REQUIRED WORK: Search the records for "valid". Copy every line where it appears.

Entries taken from a collection
*****

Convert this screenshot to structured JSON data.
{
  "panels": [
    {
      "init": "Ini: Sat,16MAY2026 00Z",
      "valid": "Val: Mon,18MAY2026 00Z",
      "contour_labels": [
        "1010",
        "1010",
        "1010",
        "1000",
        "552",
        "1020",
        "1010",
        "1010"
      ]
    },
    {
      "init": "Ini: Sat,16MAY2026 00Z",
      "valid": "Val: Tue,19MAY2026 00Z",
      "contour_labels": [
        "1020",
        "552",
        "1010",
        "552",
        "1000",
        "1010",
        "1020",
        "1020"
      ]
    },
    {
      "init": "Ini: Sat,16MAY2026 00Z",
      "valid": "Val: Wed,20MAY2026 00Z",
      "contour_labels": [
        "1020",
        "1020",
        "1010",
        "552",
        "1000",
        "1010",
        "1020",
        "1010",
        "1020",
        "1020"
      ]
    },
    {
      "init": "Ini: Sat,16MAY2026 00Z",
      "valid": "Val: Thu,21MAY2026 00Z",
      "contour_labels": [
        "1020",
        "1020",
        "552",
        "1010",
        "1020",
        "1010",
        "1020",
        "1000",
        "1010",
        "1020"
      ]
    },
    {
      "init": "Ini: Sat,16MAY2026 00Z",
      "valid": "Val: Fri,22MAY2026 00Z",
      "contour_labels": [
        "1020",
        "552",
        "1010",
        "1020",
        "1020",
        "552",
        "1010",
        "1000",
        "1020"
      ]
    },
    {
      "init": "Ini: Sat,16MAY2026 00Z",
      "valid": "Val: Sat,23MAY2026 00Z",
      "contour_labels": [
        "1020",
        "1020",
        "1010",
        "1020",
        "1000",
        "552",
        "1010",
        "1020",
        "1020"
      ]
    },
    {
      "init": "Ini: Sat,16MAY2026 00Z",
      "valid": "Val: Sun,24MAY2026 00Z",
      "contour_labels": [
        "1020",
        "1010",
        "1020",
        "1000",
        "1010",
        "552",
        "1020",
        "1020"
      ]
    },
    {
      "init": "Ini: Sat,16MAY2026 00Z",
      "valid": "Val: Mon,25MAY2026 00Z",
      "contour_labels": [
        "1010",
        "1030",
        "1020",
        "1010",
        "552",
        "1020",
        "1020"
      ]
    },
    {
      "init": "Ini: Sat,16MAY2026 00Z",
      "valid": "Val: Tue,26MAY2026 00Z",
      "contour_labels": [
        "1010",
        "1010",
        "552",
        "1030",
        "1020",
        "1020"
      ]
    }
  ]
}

*****

RESULT:
      "valid": "Val: Mon,18MAY2026 00Z",
      "valid": "Val: Tue,19MAY2026 00Z",
      "valid": "Val: Wed,20MAY2026 00Z",
      "valid": "Val: Thu,21MAY2026 00Z",
      "valid": "Val: Fri,22MAY2026 00Z",
      "valid": "Val: Sat,23MAY2026 00Z",
      "valid": "Val: Sun,24MAY2026 00Z",
      "valid": "Val: Mon,25MAY2026 00Z",
      "valid": "Val: Tue,26MAY2026 00Z",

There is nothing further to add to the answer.